Output all of the records exactly as written.

--- start of Extracted information ---

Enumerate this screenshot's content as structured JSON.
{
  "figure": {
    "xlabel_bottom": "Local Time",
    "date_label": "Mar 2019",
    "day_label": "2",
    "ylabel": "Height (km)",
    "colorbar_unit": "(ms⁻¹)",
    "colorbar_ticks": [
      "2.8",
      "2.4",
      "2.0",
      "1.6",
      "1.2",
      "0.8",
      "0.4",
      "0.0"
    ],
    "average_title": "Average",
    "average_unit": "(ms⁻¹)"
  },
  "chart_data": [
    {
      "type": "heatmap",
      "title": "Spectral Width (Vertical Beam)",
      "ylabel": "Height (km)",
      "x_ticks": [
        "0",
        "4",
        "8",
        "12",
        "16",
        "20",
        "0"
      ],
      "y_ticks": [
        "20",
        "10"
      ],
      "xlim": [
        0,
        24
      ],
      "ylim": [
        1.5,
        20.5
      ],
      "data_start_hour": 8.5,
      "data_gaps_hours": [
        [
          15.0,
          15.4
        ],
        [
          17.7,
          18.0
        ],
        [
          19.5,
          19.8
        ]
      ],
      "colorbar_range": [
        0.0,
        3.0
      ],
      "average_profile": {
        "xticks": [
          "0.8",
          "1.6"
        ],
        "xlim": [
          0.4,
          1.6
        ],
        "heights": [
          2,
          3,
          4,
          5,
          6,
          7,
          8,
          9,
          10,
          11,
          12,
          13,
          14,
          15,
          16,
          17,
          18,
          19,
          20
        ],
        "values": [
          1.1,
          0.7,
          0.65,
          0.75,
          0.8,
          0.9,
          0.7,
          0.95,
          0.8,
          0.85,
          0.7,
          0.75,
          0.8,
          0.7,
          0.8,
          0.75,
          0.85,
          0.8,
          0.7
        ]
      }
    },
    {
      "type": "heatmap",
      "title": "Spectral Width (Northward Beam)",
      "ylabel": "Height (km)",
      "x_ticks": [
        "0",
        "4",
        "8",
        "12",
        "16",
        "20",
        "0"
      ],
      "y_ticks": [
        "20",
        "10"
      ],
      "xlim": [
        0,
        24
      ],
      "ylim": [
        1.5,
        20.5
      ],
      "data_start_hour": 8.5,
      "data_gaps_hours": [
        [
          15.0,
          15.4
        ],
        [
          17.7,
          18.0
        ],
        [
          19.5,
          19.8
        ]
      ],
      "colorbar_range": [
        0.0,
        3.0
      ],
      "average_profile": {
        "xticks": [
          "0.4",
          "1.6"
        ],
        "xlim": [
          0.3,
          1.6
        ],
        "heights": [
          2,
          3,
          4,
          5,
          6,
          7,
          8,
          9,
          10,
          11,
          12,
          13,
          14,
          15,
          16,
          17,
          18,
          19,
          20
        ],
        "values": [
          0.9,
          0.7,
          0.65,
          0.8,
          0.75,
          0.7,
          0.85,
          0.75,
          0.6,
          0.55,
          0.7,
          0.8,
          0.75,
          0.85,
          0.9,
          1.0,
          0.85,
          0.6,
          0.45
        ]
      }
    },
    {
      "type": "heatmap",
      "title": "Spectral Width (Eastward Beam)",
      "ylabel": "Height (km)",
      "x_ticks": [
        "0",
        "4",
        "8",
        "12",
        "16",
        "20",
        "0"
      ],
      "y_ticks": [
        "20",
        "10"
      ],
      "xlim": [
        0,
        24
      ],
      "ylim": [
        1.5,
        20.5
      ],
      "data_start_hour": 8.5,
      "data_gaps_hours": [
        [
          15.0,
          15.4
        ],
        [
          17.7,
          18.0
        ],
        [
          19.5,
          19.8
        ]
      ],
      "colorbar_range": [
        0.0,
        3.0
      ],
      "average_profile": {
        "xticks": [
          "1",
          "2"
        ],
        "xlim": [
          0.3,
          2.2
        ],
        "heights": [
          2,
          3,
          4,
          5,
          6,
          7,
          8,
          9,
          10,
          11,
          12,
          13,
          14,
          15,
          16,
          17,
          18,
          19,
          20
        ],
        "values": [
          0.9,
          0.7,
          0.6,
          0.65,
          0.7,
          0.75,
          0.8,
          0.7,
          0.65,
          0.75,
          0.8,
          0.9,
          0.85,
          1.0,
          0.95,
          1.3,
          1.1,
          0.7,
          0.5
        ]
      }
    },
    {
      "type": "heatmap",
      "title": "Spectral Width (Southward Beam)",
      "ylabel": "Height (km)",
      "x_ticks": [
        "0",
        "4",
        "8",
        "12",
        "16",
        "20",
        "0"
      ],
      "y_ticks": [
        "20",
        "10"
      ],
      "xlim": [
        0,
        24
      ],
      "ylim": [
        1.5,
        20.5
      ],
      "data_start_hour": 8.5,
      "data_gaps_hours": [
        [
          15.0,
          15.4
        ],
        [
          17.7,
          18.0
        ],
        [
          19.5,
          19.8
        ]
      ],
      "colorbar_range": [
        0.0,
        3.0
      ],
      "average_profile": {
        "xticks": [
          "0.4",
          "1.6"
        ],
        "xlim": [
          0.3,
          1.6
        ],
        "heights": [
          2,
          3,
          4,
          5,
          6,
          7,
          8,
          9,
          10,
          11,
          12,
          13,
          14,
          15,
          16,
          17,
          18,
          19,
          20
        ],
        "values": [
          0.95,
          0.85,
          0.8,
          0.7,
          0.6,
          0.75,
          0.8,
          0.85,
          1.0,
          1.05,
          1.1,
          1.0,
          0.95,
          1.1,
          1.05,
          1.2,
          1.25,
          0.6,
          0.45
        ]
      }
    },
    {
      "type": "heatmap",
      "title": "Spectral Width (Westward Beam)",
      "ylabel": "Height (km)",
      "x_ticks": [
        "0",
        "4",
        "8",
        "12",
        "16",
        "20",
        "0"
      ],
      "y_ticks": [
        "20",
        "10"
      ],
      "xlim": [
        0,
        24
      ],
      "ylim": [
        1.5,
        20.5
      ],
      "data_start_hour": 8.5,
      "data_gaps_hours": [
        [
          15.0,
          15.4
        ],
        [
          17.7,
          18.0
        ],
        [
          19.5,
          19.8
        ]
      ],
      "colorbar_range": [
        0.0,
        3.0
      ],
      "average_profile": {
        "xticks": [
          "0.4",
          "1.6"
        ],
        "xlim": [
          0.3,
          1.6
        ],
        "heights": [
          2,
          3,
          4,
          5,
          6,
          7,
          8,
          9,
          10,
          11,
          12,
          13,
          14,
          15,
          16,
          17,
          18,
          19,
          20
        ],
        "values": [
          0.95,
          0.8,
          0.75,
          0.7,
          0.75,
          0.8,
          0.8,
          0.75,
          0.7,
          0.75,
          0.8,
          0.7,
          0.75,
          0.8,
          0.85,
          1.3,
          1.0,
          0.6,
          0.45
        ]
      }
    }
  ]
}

--- end of Extracted information ---

The answer:
Enumerate this screenshot's content as structured JSON.
{
  "figure": {
    "xlabel_bottom": "Local Time",
    "date_label": "Mar 2019",
    "day_label": "2",
    "ylabel": "Height (km)",
    "colorbar_unit": "(ms⁻¹)",
    "colorbar_ticks": [
      "2.8",
      "2.4",
      "2.0",
      "1.6",
      "1.2",
      "0.8",
      "0.4",
      "0.0"
    ],
    "average_title": "Average",
    "average_unit": "(ms⁻¹)"
  },
  "chart_data": [
    {
      "type": "heatmap",
      "title": "Spectral Width (Vertical Beam)",
      "ylabel": "Height (km)",
      "x_ticks": [
        "0",
        "4",
        "8",
        "12",
        "16",
        "20",
        "0"
      ],
      "y_ticks": [
        "20",
        "10"
      ],
      "xlim": [
        0,
        24
      ],
      "ylim": [
        1.5,
        20.5
      ],
      "data_start_hour": 8.5,
      "data_gaps_hours": [
        [
          15.0,
          15.4
        ],
        [
          17.7,
          18.0
        ],
        [
          19.5,
          19.8
        ]
      ],
      "colorbar_range": [
        0.0,
        3.0
      ],
      "average_profile": {
        "xticks": [
          "0.8",
          "1.6"
        ],
        "xlim": [
          0.4,
          1.6
        ],
        "heights": [
          2,
          3,
          4,
          5,
          6,
          7,
          8,
          9,
          10,
          11,
          12,
          13,
          14,
          15,
          16,
          17,
          18,
          19,
          20
        ],
        "values": [
          1.1,
          0.7,
          0.65,
          0.75,
          0.8,
          0.9,
          0.7,
          0.95,
          0.8,
          0.85,
          0.7,
          0.75,
          0.8,
          0.7,
          0.8,
          0.75,
          0.85,
          0.8,
          0.7
        ]
      }
    },
    {
      "type": "heatmap",
      "title": "Spectral Width (Northward Beam)",
      "ylabel": "Height (km)",
      "x_ticks": [
        "0",
        "4",
        "8",
        "12",
        "16",
        "20",
        "0"
      ],
      "y_ticks": [
        "20",
        "10"
      ],
      "xlim": [
        0,
        24
      ],
      "ylim": [
        1.5,
        20.5
      ],
      "data_start_hour": 8.5,
      "data_gaps_hours": [
        [
          15.0,
          15.4
        ],
        [
          17.7,
          18.0
        ],
        [
          19.5,
          19.8
        ]
      ],
      "colorbar_range": [
        0.0,
        3.0
      ],
      "average_profile": {
        "xticks": [
          "0.4",
          "1.6"
        ],
        "xlim": [
          0.3,
          1.6
        ],
        "heights": [
          2,
          3,
          4,
          5,
          6,
          7,
          8,
          9,
          10,
          11,
          12,
          13,
          14,
          15,
          16,
          17,
          18,
          19,
          20
        ],
        "values": [
          0.9,
          0.7,
          0.65,
          0.8,
          0.75,
          0.7,
          0.85,
          0.75,
          0.6,
          0.55,
          0.7,
          0.8,
          0.75,
          0.85,
          0.9,
          1.0,
          0.85,
          0.6,
          0.45
        ]
      }
    },
    {
      "type": "heatmap",
      "title": "Spectral Width (Eastward Beam)",
      "ylabel": "Height (km)",
      "x_ticks": [
        "0",
        "4",
        "8",
        "12",
        "16",
        "20",
        "0"
      ],
      "y_ticks": [
        "20",
        "10"
      ],
      "xlim": [
        0,
        24
      ],
      "ylim": [
        1.5,
        20.5
      ],
      "data_start_hour": 8.5,
      "data_gaps_hours": [
        [
          15.0,
          15.4
        ],
        [
          17.7,
          18.0
        ],
        [
          19.5,
          19.8
        ]
      ],
      "colorbar_range": [
        0.0,
        3.0
      ],
      "average_profile": {
        "xticks": [
          "1",
          "2"
        ],
        "xlim": [
          0.3,
          2.2
        ],
        "heights": [
          2,
          3,
          4,
          5,
          6,
          7,
          8,
          9,
          10,
          11,
          12,
          13,
          14,
          15,
          16,
          17,
          18,
          19,
          20
        ],
        "values": [
          0.9,
          0.7,
          0.6,
          0.65,
          0.7,
          0.75,
          0.8,
          0.7,
          0.65,
          0.75,
          0.8,
          0.9,
          0.85,
          1.0,
          0.95,
          1.3,
          1.1,
          0.7,
          0.5
        ]
      }
    },
    {
      "type": "heatmap",
      "title": "Spectral Width (Southward Beam)",
      "ylabel": "Height (km)",
      "x_ticks": [
        "0",
        "4",
        "8",
        "12",
        "16",
        "20",
        "0"
      ],
      "y_ticks": [
        "20",
        "10"
      ],
      "xlim": [
        0,
        24
      ],
      "ylim": [
        1.5,
        20.5
      ],
      "data_start_hour": 8.5,
      "data_gaps_hours": [
        [
          15.0,
          15.4
        ],
        [
          17.7,
          18.0
        ],
        [
          19.5,
          19.8
        ]
      ],
      "colorbar_range": [
        0.0,
        3.0
      ],
      "average_profile": {
        "xticks": [
          "0.4",
          "1.6"
        ],
        "xlim": [
          0.3,
          1.6
        ],
        "heights": [
          2,
          3,
          4,
          5,
          6,
          7,
          8,
          9,
          10,
          11,
          12,
          13,
          14,
          15,
          16,
          17,
          18,
          19,
          20
        ],
        "values": [
          0.95,
          0.85,
          0.8,
          0.7,
          0.6,
          0.75,
          0.8,
          0.85,
          1.0,
          1.05,
          1.1,
          1.0,
          0.95,
          1.1,
          1.05,
          1.2,
          1.25,
          0.6,
          0.45
        ]
      }
    },
    {
      "type": "heatmap",
      "title": "Spectral Width (Westward Beam)",
      "ylabel": "Height (km)",
      "x_ticks": [
        "0",
        "4",
        "8",
        "12",
        "16",
        "20",
        "0"
      ],
      "y_ticks": [
        "20",
        "10"
      ],
      "xlim": [
        0,
        24
      ],
      "ylim": [
        1.5,
        20.5
      ],
      "data_start_hour": 8.5,
      "data_gaps_hours": [
        [
          15.0,
          15.4
        ],
        [
          17.7,
          18.0
        ],
        [
          19.5,
          19.8
        ]
      ],
      "colorbar_range": [
        0.0,
        3.0
      ],
      "average_profile": {
        "xticks": [
          "0.4",
          "1.6"
        ],
        "xlim": [
          0.3,
          1.6
        ],
        "heights": [
          2,
          3,
          4,
          5,
          6,
          7,
          8,
          9,
          10,
          11,
          12,
          13,
          14,
          15,
          16,
          17,
          18,
          19,
          20
        ],
        "values": [
          0.95,
          0.8,
          0.75,
          0.7,
          0.75,
          0.8,
          0.8,
          0.75,
          0.7,
          0.75,
          0.8,
          0.7,
          0.75,
          0.8,
          0.85,
          1.3,
          1.0,
          0.6,
          0.45
        ]
      }
    }
  ]
}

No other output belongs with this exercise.